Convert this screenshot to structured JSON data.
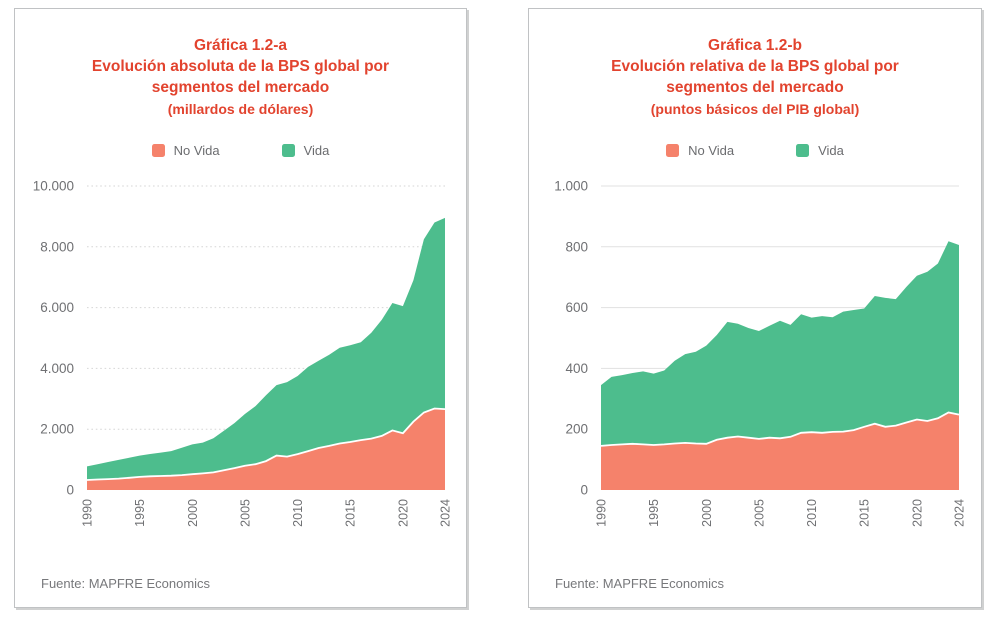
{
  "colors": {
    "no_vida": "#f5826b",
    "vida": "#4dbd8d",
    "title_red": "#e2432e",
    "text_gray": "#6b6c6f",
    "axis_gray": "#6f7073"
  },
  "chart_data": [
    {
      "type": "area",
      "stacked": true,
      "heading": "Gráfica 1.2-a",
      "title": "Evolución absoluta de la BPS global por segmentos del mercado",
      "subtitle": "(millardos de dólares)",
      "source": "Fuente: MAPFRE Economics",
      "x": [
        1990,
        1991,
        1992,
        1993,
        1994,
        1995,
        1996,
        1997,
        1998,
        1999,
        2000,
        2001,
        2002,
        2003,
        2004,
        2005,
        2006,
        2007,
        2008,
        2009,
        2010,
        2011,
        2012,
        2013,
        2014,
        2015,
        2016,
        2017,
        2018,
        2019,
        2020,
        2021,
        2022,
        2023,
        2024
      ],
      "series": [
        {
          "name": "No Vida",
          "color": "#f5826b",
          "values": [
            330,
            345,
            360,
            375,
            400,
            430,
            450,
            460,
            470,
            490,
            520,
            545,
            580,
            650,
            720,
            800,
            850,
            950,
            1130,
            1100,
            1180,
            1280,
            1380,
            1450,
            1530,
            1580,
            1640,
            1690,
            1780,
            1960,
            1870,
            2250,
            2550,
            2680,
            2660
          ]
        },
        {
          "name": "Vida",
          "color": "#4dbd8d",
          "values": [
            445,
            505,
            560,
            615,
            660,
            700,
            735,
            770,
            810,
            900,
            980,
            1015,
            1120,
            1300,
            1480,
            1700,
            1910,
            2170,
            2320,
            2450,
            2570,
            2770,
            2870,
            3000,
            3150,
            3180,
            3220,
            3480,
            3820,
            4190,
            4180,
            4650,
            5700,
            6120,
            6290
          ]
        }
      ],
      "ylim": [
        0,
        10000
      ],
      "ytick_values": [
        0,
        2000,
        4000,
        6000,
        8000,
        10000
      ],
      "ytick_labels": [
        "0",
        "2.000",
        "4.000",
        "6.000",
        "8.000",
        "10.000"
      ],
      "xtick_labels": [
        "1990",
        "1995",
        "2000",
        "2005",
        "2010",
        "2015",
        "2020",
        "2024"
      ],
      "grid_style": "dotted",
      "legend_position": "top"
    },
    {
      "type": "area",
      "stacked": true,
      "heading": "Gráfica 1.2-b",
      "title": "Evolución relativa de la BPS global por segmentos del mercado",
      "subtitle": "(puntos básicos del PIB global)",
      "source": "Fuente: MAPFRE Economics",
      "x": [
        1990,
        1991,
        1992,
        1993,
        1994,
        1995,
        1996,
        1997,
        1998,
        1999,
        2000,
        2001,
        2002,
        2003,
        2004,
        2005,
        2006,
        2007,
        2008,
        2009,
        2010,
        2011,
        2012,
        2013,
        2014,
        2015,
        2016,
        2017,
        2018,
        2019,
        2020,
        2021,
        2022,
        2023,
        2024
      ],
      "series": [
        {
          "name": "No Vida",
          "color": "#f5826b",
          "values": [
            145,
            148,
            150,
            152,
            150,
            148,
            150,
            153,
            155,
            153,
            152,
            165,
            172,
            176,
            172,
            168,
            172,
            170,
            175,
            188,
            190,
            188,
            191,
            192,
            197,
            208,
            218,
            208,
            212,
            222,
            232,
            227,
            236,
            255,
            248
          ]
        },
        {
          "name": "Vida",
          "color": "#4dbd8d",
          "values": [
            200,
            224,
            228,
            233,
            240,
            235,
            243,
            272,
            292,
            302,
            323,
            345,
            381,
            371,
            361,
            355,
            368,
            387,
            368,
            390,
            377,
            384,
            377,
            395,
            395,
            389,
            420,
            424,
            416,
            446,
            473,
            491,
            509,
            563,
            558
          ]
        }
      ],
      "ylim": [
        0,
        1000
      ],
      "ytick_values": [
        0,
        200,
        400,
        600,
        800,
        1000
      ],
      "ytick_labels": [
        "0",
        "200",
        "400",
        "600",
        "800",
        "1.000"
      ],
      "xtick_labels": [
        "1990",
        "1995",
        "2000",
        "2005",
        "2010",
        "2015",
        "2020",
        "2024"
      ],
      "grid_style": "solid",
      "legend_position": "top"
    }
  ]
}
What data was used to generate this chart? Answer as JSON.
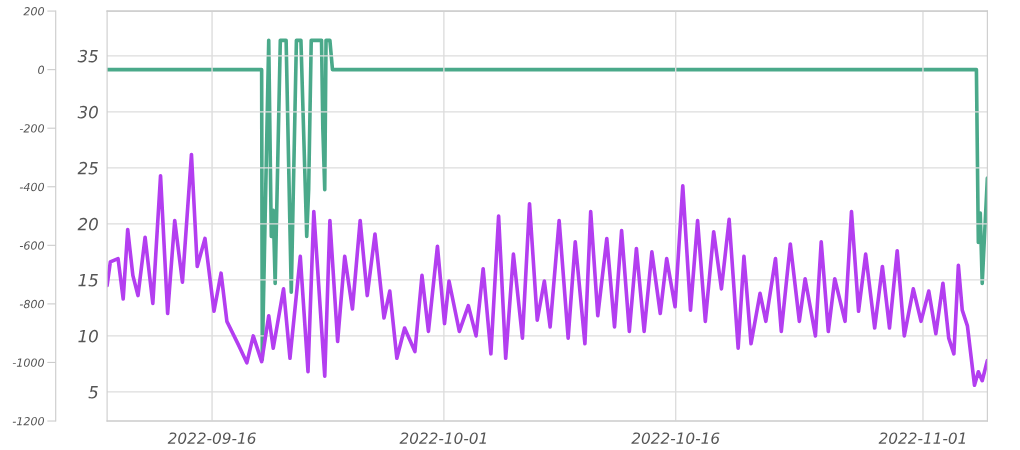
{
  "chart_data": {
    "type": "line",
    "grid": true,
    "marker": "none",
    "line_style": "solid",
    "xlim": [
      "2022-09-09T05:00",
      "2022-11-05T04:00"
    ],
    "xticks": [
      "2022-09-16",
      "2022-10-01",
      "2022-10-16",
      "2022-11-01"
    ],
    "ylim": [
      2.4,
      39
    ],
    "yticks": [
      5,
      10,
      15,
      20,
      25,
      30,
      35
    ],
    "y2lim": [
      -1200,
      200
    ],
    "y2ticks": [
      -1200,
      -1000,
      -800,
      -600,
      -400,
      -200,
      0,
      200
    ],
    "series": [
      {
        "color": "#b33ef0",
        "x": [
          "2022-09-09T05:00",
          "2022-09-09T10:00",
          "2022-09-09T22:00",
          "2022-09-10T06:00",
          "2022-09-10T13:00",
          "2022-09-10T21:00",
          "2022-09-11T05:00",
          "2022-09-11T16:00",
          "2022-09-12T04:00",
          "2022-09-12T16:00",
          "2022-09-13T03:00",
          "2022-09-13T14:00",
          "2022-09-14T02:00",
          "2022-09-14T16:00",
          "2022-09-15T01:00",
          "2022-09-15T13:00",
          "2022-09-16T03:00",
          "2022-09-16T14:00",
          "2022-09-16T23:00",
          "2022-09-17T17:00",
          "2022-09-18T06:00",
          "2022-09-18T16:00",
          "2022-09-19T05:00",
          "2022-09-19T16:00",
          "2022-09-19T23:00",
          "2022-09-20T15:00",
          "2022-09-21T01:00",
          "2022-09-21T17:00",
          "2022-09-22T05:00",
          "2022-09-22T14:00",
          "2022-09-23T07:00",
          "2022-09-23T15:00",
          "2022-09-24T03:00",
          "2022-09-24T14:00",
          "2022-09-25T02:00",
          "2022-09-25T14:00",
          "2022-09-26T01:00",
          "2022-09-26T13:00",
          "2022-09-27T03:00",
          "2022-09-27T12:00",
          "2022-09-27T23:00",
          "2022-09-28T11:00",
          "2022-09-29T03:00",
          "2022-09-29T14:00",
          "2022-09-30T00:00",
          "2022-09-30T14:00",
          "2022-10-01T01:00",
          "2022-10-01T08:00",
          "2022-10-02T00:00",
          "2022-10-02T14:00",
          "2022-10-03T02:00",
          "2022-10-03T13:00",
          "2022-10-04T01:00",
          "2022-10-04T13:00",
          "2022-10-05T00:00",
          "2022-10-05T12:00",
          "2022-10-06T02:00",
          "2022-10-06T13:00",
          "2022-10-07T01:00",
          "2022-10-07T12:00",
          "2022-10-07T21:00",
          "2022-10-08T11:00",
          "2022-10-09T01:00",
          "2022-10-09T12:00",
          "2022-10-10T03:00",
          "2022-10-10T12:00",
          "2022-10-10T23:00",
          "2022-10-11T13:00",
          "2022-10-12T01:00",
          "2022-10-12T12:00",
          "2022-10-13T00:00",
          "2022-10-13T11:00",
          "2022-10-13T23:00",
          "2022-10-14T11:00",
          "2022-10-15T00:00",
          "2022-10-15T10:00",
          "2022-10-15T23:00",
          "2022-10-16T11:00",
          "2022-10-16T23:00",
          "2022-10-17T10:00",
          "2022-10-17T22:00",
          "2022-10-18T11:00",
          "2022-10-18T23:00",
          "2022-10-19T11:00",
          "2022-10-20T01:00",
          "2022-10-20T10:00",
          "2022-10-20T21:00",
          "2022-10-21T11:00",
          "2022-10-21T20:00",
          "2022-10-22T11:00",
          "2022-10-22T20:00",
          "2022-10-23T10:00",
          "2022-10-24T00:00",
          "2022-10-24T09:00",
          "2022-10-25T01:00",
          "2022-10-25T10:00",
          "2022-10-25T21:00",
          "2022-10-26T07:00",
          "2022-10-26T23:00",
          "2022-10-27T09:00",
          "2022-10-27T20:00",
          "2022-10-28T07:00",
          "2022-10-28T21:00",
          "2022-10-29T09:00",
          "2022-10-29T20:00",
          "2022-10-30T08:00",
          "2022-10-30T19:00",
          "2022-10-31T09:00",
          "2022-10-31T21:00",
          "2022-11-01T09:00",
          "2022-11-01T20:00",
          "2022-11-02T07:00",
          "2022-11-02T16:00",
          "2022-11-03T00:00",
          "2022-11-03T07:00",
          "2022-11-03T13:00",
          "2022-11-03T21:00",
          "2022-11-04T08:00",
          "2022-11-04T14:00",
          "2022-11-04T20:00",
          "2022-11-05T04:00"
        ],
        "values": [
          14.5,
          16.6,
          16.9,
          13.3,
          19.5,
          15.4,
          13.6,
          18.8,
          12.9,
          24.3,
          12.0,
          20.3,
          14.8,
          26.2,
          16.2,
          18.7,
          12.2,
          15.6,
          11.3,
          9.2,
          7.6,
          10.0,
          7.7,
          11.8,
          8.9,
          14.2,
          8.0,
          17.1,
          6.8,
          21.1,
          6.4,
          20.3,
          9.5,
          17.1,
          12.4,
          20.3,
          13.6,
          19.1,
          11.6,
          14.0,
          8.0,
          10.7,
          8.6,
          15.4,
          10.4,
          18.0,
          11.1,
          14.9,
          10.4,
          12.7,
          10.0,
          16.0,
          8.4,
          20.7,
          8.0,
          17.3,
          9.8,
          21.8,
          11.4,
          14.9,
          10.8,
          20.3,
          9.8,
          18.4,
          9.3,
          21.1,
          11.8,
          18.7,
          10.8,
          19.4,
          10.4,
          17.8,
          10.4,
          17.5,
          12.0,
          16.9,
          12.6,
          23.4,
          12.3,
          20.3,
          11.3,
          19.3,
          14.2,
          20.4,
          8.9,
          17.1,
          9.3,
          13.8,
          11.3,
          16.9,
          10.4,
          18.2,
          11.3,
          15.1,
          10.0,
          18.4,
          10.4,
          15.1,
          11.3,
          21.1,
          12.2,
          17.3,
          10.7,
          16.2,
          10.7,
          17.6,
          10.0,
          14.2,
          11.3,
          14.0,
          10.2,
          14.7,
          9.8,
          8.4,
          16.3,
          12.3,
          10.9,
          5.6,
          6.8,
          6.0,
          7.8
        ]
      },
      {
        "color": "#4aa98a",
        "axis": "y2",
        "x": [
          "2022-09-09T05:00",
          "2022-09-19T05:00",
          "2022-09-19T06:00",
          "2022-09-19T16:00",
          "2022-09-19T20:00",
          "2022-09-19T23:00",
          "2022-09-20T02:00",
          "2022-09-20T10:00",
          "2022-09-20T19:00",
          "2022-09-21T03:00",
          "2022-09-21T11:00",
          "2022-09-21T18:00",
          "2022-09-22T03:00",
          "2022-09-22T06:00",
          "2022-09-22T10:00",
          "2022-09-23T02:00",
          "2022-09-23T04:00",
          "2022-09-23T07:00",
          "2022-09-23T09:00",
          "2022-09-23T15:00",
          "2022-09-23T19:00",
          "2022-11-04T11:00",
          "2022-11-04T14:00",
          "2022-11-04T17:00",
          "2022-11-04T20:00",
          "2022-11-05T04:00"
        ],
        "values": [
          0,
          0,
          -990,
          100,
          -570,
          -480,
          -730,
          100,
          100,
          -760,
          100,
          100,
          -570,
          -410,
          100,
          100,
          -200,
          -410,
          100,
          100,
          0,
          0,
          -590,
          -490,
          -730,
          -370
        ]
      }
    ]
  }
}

#### EXERCISE DETAILS:
Single out each line of the records above with the string "subtitle" in it, and copy it.

#### ANSWER IN FULL:
      "subtitle": "(millardos de dólares)",
      "subtitle": "(puntos básicos del PIB global)",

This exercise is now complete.